● Brief
Are you able to quote each entry exactly as written?

● Dataset
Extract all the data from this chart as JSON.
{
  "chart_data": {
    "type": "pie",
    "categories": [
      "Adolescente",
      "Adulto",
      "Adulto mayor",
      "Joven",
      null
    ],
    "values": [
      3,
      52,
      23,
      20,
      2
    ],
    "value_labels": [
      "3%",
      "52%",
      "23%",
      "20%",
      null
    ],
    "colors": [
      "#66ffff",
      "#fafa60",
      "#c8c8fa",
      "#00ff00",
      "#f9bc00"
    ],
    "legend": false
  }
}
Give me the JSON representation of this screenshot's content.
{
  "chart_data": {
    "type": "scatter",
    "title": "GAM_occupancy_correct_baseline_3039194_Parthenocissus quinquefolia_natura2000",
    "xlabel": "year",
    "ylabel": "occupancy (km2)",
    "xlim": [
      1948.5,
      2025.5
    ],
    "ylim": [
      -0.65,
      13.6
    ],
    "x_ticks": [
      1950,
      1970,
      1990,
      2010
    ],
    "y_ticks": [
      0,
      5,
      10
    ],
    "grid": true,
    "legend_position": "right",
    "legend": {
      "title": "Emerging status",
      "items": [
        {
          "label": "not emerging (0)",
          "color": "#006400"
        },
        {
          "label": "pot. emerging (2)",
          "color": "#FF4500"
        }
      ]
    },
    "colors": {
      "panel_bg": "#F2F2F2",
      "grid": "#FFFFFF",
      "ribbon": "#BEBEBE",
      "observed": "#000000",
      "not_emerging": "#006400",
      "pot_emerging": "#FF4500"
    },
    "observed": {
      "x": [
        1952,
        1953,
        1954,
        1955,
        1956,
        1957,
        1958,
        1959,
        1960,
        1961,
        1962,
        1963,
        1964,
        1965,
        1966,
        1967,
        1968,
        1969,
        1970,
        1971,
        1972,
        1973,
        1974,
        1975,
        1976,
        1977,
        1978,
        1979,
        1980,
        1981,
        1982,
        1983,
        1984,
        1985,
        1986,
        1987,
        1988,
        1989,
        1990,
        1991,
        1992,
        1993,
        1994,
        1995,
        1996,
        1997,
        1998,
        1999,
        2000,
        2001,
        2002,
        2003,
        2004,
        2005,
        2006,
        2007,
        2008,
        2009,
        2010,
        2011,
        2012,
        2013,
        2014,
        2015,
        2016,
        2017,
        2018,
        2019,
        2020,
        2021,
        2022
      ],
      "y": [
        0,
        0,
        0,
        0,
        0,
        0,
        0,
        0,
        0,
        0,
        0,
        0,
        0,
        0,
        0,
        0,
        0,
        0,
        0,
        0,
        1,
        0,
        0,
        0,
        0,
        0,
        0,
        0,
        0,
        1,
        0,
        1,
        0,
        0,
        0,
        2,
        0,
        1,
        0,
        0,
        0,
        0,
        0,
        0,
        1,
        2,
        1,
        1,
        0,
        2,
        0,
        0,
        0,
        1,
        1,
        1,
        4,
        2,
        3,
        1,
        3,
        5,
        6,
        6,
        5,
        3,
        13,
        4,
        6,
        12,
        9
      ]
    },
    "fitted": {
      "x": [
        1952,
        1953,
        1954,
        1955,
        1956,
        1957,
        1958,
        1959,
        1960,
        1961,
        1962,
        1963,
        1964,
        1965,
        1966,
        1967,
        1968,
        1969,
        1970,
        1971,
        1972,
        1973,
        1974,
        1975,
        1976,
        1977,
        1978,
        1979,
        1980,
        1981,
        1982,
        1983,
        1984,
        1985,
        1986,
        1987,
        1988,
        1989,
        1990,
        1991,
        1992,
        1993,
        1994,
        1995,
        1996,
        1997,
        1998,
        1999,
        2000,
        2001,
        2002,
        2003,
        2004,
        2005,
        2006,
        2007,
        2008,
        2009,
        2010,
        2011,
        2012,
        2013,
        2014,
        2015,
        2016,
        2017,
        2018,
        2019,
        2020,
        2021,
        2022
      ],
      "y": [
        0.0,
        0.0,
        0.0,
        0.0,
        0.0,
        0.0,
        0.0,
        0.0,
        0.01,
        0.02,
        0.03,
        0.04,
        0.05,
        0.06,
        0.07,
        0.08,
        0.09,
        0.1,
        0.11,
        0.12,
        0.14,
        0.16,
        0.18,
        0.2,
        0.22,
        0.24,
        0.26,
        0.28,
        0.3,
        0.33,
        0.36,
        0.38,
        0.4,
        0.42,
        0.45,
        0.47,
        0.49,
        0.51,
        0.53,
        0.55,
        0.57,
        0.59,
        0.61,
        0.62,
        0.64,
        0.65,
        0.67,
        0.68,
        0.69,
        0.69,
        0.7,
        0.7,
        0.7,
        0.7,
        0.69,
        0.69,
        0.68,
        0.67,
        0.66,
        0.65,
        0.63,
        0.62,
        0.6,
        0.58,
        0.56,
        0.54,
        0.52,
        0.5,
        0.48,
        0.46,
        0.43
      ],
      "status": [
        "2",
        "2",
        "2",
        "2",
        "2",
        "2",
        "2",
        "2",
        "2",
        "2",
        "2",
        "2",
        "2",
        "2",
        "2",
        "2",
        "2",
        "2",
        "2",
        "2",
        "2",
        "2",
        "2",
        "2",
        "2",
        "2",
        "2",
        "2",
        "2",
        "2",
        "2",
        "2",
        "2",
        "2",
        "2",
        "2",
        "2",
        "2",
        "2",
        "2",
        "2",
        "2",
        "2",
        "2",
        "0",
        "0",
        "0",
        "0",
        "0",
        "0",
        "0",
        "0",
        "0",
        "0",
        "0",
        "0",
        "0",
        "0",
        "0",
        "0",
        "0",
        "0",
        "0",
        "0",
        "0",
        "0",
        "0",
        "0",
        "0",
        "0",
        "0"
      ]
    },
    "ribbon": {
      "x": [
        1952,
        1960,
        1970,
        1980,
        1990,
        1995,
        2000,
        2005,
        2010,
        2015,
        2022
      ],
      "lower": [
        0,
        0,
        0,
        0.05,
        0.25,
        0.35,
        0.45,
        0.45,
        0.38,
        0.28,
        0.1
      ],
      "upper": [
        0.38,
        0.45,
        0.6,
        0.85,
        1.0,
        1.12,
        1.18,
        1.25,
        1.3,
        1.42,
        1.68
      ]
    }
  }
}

● Answer for this exercise
Extract all the data from this chart as JSON.
{
  "chart_data": {
    "type": "pie",
    "categories": [
      "Adolescente",
      "Adulto",
      "Adulto mayor",
      "Joven",
      null
    ],
    "values": [
      3,
      52,
      23,
      20,
      2
    ],
    "value_labels": [
      "3%",
      "52%",
      "23%",
      "20%",
      null
    ],
    "colors": [
      "#66ffff",
      "#fafa60",
      "#c8c8fa",
      "#00ff00",
      "#f9bc00"
    ],
    "legend": false
  }
}
Give me the JSON representation of this screenshot's content.
{
  "chart_data": {
    "type": "scatter",
    "title": "GAM_occupancy_correct_baseline_3039194_Parthenocissus quinquefolia_natura2000",
    "xlabel": "year",
    "ylabel": "occupancy (km2)",
    "xlim": [
      1948.5,
      2025.5
    ],
    "ylim": [
      -0.65,
      13.6
    ],
    "x_ticks": [
      1950,
      1970,
      1990,
      2010
    ],
    "y_ticks": [
      0,
      5,
      10
    ],
    "grid": true,
    "legend_position": "right",
    "legend": {
      "title": "Emerging status",
      "items": [
        {
          "label": "not emerging (0)",
          "color": "#006400"
        },
        {
          "label": "pot. emerging (2)",
          "color": "#FF4500"
        }
      ]
    },
    "colors": {
      "panel_bg": "#F2F2F2",
      "grid": "#FFFFFF",
      "ribbon": "#BEBEBE",
      "observed": "#000000",
      "not_emerging": "#006400",
      "pot_emerging": "#FF4500"
    },
    "observed": {
      "x": [
        1952,
        1953,
        1954,
        1955,
        1956,
        1957,
        1958,
        1959,
        1960,
        1961,
        1962,
        1963,
        1964,
        1965,
        1966,
        1967,
        1968,
        1969,
        1970,
        1971,
        1972,
        1973,
        1974,
        1975,
        1976,
        1977,
        1978,
        1979,
        1980,
        1981,
        1982,
        1983,
        1984,
        1985,
        1986,
        1987,
        1988,
        1989,
        1990,
        1991,
        1992,
        1993,
        1994,
        1995,
        1996,
        1997,
        1998,
        1999,
        2000,
        2001,
        2002,
        2003,
        2004,
        2005,
        2006,
        2007,
        2008,
        2009,
        2010,
        2011,
        2012,
        2013,
        2014,
        2015,
        2016,
        2017,
        2018,
        2019,
        2020,
        2021,
        2022
      ],
      "y": [
        0,
        0,
        0,
        0,
        0,
        0,
        0,
        0,
        0,
        0,
        0,
        0,
        0,
        0,
        0,
        0,
        0,
        0,
        0,
        0,
        1,
        0,
        0,
        0,
        0,
        0,
        0,
        0,
        0,
        1,
        0,
        1,
        0,
        0,
        0,
        2,
        0,
        1,
        0,
        0,
        0,
        0,
        0,
        0,
        1,
        2,
        1,
        1,
        0,
        2,
        0,
        0,
        0,
        1,
        1,
        1,
        4,
        2,
        3,
        1,
        3,
        5,
        6,
        6,
        5,
        3,
        13,
        4,
        6,
        12,
        9
      ]
    },
    "fitted": {
      "x": [
        1952,
        1953,
        1954,
        1955,
        1956,
        1957,
        1958,
        1959,
        1960,
        1961,
        1962,
        1963,
        1964,
        1965,
        1966,
        1967,
        1968,
        1969,
        1970,
        1971,
        1972,
        1973,
        1974,
        1975,
        1976,
        1977,
        1978,
        1979,
        1980,
        1981,
        1982,
        1983,
        1984,
        1985,
        1986,
        1987,
        1988,
        1989,
        1990,
        1991,
        1992,
        1993,
        1994,
        1995,
        1996,
        1997,
        1998,
        1999,
        2000,
        2001,
        2002,
        2003,
        2004,
        2005,
        2006,
        2007,
        2008,
        2009,
        2010,
        2011,
        2012,
        2013,
        2014,
        2015,
        2016,
        2017,
        2018,
        2019,
        2020,
        2021,
        2022
      ],
      "y": [
        0.0,
        0.0,
        0.0,
        0.0,
        0.0,
        0.0,
        0.0,
        0.0,
        0.01,
        0.02,
        0.03,
        0.04,
        0.05,
        0.06,
        0.07,
        0.08,
        0.09,
        0.1,
        0.11,
        0.12,
        0.14,
        0.16,
        0.18,
        0.2,
        0.22,
        0.24,
        0.26,
        0.28,
        0.3,
        0.33,
        0.36,
        0.38,
        0.4,
        0.42,
        0.45,
        0.47,
        0.49,
        0.51,
        0.53,
        0.55,
        0.57,
        0.59,
        0.61,
        0.62,
        0.64,
        0.65,
        0.67,
        0.68,
        0.69,
        0.69,
        0.7,
        0.7,
        0.7,
        0.7,
        0.69,
        0.69,
        0.68,
        0.67,
        0.66,
        0.65,
        0.63,
        0.62,
        0.6,
        0.58,
        0.56,
        0.54,
        0.52,
        0.5,
        0.48,
        0.46,
        0.43
      ],
      "status": [
        "2",
        "2",
        "2",
        "2",
        "2",
        "2",
        "2",
        "2",
        "2",
        "2",
        "2",
        "2",
        "2",
        "2",
        "2",
        "2",
        "2",
        "2",
        "2",
        "2",
        "2",
        "2",
        "2",
        "2",
        "2",
        "2",
        "2",
        "2",
        "2",
        "2",
        "2",
        "2",
        "2",
        "2",
        "2",
        "2",
        "2",
        "2",
        "2",
        "2",
        "2",
        "2",
        "2",
        "2",
        "0",
        "0",
        "0",
        "0",
        "0",
        "0",
        "0",
        "0",
        "0",
        "0",
        "0",
        "0",
        "0",
        "0",
        "0",
        "0",
        "0",
        "0",
        "0",
        "0",
        "0",
        "0",
        "0",
        "0",
        "0",
        "0",
        "0"
      ]
    },
    "ribbon": {
      "x": [
        1952,
        1960,
        1970,
        1980,
        1990,
        1995,
        2000,
        2005,
        2010,
        2015,
        2022
      ],
      "lower": [
        0,
        0,
        0,
        0.05,
        0.25,
        0.35,
        0.45,
        0.45,
        0.38,
        0.28,
        0.1
      ],
      "upper": [
        0.38,
        0.45,
        0.6,
        0.85,
        1.0,
        1.12,
        1.18,
        1.25,
        1.3,
        1.42,
        1.68
      ]
    }
  }
}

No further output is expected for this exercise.